# Mice



## Tommy123 (Sep 19, 2008)

Hey,
I've recently been clicking around, as you do! And was coming around an amazing amount of mice being kept in exo terra's, and all my life I have been quite "fond" of mice, but never really known anything about them.
It isn't just mice, it's also things like Steppe Lemmings etc.
I was wondering, what mice, or sort of lemming type thing could live in an exo-terra.
I'd be quite intrested in harvest mice, or steppe lemmings. So what size exo-terra for either of these? I'd probaly be keeping the harvest mice in a colony, as this is recommended.
I wouldn't be getting these, it just out of intrest. Well I may get them, but not for a while.
So any advice on either species would be really helpful.

Cheers,
Tom8)


----------



## mouseman11 (Feb 19, 2010)

hey,
where have you seen mice in exo terras? as I've been contemplating that as a habitat for my next rodents (not sure what they will be yet), so to see some set ups would be great!

I think lemmings like to burrow and run around a lot, so a wider, shorter terra would be better than a thin tall one! apart from that i dont know too much tbh, but some exo terra with mice links that yo've found would be awsome!


----------



## Tommy123 (Sep 19, 2008)

Well, I haven't as yet found any pictures of them in exo-terra's.
But I do know "x Sarah x" keeps them in an exo-terra, and various other people.

- Requests:
(1) Copy the passage of the forum thread about keeping mice, starting at "So any advice" and ending at "would be great!".
(2) From the records, write out the lines starting at the line that contains "Text: +15%: +15% (174, 253, 255, 277)" and ending at the line that contains "Text: 42,600 MUR: 42,600", both included.

- Given records:
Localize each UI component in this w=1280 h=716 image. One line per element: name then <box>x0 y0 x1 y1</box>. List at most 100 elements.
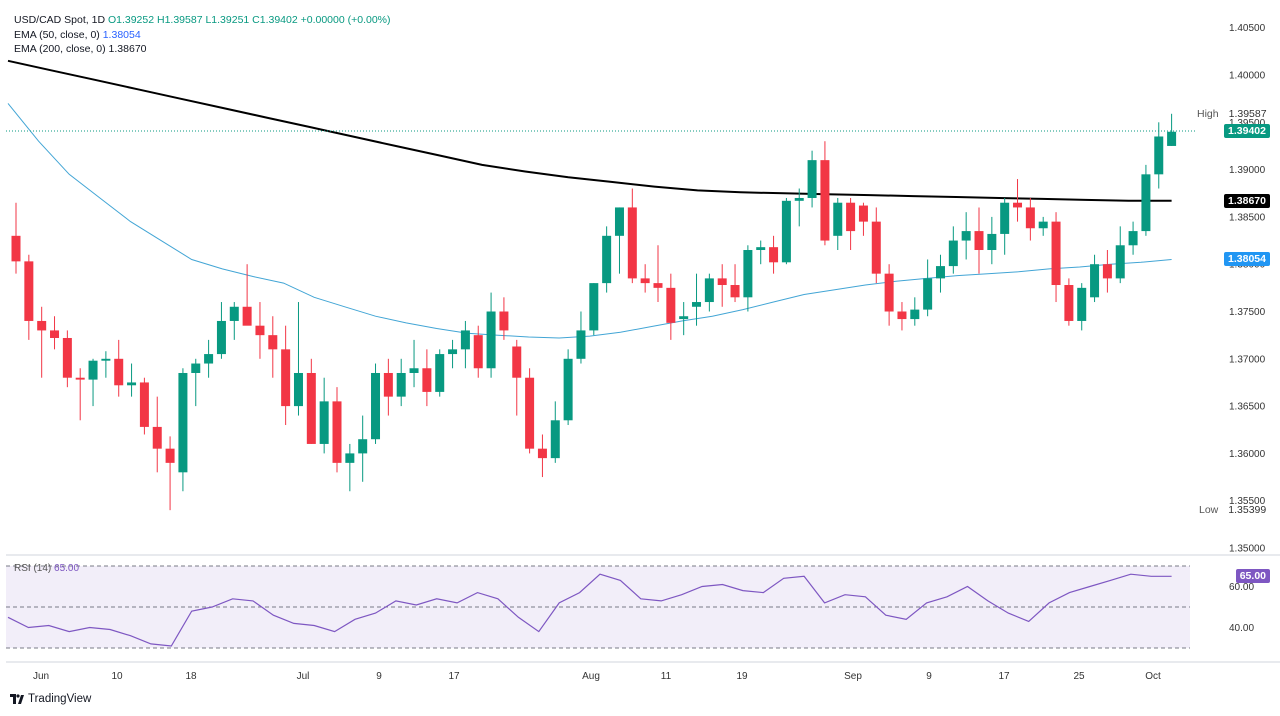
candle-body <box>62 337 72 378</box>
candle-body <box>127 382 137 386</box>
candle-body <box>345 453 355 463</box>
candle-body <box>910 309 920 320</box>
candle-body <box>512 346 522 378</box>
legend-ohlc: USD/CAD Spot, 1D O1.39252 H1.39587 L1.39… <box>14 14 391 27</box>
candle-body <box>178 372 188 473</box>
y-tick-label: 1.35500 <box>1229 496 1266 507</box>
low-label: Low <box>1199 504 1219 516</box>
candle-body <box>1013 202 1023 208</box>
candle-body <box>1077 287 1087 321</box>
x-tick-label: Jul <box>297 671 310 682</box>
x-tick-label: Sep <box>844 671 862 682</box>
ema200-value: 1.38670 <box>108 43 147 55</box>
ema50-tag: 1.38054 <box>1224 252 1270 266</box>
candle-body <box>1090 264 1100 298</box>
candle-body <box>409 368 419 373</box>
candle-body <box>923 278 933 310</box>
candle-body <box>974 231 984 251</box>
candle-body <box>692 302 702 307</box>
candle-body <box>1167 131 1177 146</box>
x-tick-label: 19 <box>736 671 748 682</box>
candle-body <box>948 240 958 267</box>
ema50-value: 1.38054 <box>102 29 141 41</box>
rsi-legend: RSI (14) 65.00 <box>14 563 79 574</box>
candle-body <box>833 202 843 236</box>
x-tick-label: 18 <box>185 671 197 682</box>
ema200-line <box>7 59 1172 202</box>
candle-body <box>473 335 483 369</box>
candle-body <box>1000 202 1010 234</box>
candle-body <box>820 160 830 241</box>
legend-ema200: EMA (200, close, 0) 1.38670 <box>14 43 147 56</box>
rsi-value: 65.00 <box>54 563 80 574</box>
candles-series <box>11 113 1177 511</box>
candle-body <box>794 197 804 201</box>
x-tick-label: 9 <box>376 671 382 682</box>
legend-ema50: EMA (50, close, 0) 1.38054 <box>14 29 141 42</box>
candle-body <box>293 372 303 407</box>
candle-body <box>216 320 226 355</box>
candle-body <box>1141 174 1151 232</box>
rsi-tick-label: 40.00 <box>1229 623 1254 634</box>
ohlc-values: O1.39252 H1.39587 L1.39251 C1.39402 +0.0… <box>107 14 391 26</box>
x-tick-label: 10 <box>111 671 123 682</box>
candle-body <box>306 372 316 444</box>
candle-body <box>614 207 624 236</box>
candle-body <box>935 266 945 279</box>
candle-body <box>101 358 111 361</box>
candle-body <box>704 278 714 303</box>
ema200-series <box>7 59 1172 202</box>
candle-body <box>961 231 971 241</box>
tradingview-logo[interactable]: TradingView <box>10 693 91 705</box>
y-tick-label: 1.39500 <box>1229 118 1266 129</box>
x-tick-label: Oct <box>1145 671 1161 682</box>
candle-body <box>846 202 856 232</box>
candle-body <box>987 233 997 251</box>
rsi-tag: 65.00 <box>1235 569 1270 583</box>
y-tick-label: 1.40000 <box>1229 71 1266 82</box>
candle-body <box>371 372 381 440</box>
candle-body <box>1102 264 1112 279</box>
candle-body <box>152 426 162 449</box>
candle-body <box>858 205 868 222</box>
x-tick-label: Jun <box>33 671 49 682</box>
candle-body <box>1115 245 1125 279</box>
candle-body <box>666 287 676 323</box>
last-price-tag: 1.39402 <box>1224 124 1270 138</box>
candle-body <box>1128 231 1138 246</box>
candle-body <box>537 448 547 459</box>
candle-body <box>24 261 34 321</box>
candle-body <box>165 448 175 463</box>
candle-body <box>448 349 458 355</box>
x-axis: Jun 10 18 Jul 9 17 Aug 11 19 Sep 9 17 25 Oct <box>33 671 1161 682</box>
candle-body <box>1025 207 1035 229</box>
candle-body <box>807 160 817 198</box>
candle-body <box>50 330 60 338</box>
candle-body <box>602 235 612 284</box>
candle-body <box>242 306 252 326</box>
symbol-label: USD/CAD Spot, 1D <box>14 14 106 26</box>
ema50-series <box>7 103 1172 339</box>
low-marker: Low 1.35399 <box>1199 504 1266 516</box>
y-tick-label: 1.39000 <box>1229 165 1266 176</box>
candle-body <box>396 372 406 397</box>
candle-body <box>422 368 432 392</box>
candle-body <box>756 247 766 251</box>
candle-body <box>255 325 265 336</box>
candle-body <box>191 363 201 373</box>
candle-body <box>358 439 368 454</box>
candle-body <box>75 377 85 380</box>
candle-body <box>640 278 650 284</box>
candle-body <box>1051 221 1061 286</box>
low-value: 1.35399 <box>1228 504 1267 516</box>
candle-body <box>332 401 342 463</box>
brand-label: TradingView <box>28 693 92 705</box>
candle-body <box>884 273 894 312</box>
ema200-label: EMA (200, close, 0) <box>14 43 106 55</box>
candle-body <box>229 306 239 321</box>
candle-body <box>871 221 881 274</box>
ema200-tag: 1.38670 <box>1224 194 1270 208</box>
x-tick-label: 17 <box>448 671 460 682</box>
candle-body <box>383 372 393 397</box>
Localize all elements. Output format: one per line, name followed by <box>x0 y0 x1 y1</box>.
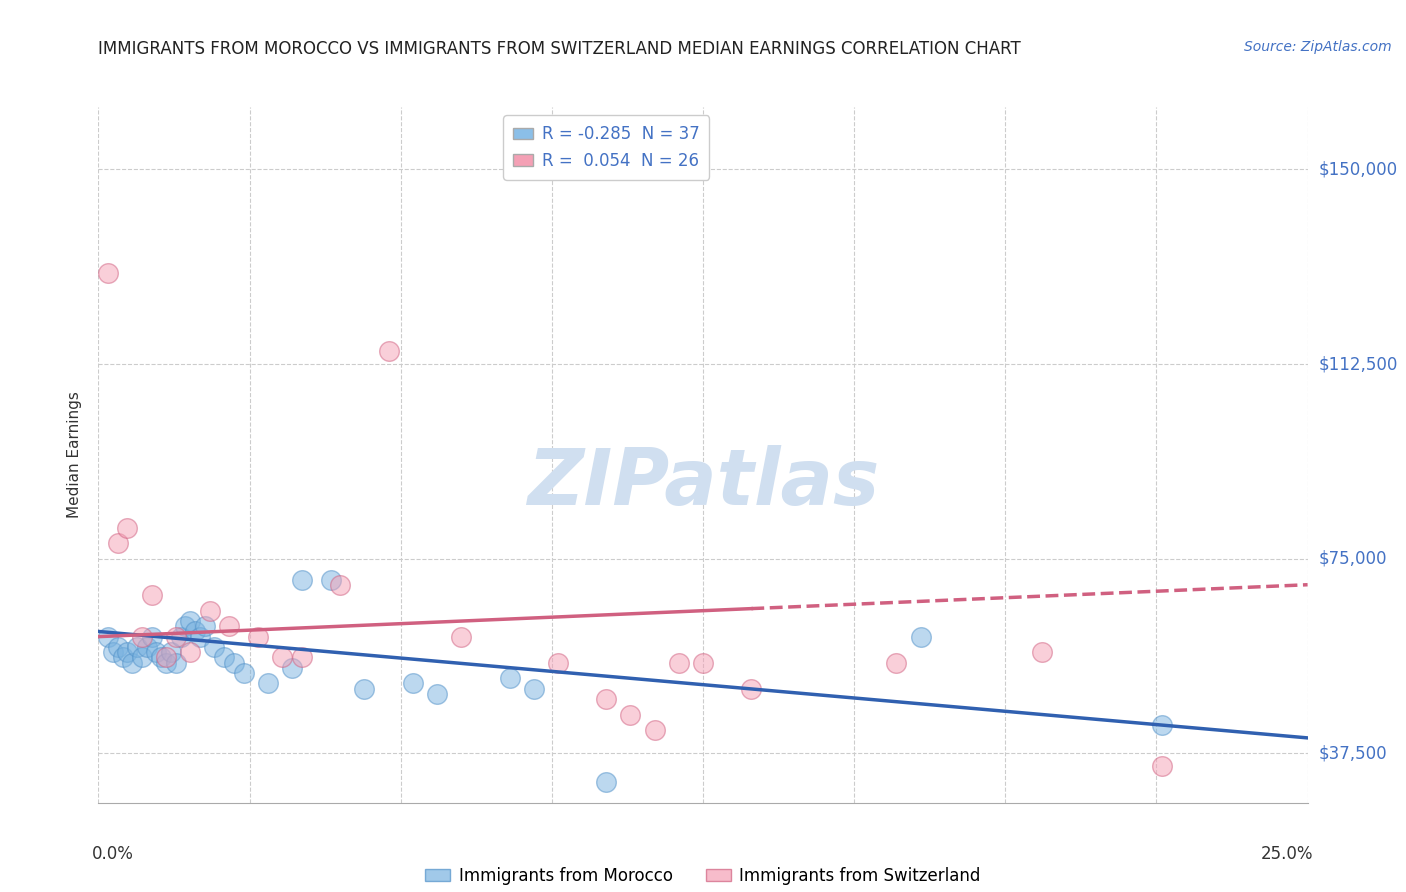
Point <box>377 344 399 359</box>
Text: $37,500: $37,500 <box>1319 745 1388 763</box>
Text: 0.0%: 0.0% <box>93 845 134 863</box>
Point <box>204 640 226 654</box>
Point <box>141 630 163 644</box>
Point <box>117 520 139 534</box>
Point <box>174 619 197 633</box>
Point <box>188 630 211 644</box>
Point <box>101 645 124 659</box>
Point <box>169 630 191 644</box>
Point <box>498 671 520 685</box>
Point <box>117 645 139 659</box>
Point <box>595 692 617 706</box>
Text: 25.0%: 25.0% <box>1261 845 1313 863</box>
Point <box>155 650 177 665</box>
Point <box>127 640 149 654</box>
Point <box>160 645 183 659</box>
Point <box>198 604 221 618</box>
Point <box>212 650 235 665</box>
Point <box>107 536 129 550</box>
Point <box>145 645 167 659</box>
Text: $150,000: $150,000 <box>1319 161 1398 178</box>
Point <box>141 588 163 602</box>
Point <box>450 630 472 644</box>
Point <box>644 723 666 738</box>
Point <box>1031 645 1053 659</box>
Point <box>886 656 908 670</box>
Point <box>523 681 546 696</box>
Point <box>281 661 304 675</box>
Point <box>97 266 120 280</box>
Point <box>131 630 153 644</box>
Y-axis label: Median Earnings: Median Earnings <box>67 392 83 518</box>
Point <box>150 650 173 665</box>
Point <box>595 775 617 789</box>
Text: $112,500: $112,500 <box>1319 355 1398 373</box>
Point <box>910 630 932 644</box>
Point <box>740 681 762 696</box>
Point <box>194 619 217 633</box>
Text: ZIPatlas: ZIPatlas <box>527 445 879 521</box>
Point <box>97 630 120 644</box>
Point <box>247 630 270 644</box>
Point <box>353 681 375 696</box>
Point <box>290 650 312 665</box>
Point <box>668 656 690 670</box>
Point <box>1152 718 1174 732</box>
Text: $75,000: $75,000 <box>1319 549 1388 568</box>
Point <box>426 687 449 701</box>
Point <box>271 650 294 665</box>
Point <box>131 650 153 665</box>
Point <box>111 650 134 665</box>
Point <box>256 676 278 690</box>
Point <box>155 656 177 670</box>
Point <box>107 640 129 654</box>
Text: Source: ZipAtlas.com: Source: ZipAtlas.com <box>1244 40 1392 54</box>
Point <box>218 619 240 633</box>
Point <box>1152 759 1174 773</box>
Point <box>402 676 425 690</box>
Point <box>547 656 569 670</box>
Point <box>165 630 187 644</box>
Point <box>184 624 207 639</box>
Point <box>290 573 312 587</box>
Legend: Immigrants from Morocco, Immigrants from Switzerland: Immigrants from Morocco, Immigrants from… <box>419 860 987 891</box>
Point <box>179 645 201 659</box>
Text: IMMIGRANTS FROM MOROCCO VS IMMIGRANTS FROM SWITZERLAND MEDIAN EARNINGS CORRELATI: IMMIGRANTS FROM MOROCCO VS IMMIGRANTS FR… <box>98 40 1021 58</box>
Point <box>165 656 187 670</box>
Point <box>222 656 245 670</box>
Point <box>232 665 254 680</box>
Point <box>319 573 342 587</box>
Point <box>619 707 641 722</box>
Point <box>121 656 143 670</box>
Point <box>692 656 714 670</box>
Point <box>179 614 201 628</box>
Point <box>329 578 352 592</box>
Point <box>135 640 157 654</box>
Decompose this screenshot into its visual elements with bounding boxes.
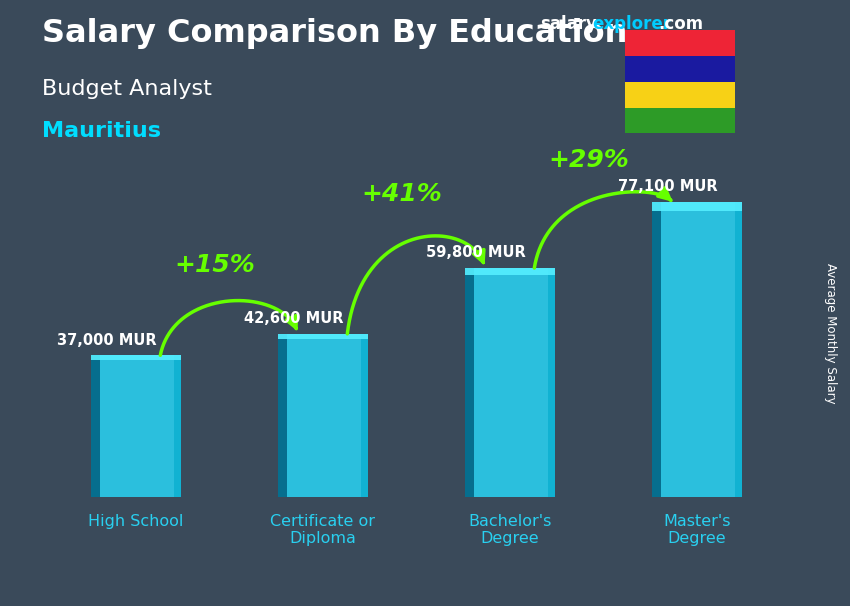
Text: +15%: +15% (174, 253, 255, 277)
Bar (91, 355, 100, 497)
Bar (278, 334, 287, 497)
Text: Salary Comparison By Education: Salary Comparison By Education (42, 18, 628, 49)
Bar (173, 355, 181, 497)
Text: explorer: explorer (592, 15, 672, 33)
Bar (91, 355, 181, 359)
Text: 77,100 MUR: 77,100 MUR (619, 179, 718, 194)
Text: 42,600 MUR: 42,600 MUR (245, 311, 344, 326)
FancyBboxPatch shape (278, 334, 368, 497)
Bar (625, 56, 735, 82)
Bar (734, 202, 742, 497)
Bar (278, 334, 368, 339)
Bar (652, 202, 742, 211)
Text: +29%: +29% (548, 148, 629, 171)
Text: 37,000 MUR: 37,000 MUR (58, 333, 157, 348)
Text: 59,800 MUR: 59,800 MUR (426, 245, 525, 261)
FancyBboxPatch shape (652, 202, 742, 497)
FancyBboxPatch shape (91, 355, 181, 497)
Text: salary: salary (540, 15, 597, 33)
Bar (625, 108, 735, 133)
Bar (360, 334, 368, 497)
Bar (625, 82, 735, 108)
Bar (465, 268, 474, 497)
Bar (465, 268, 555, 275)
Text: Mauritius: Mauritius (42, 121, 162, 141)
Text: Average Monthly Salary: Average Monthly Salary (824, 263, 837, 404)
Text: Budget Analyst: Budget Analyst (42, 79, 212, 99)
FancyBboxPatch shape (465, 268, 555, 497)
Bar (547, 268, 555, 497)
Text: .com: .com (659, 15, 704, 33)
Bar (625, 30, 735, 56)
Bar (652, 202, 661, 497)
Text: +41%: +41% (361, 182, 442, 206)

- Worked solutions:
(1)
So any advice on either species would be really helpful.

Cheers,
Tom8)


----------



## mouseman11 (Feb 19, 2010)

hey,
where have you seen mice in exo terras? as I've been contemplating that as a habitat for my next rodents (not sure what they will be yet), so to see some set ups would be great!

(2)
Text: +15%: +15% (174, 253, 255, 277)
Bar (91, 355, 100, 497)
Bar (278, 334, 287, 497)
Text: Salary Comparison By Education: Salary Comparison By Education (42, 18, 628, 49)
Bar (173, 355, 181, 497)
Text: explorer: explorer (592, 15, 672, 33)
Bar (91, 355, 181, 359)
Text: 77,100 MUR: 77,100 MUR (619, 179, 718, 194)
Text: 42,600 MUR: 42,600 MUR (245, 311, 344, 326)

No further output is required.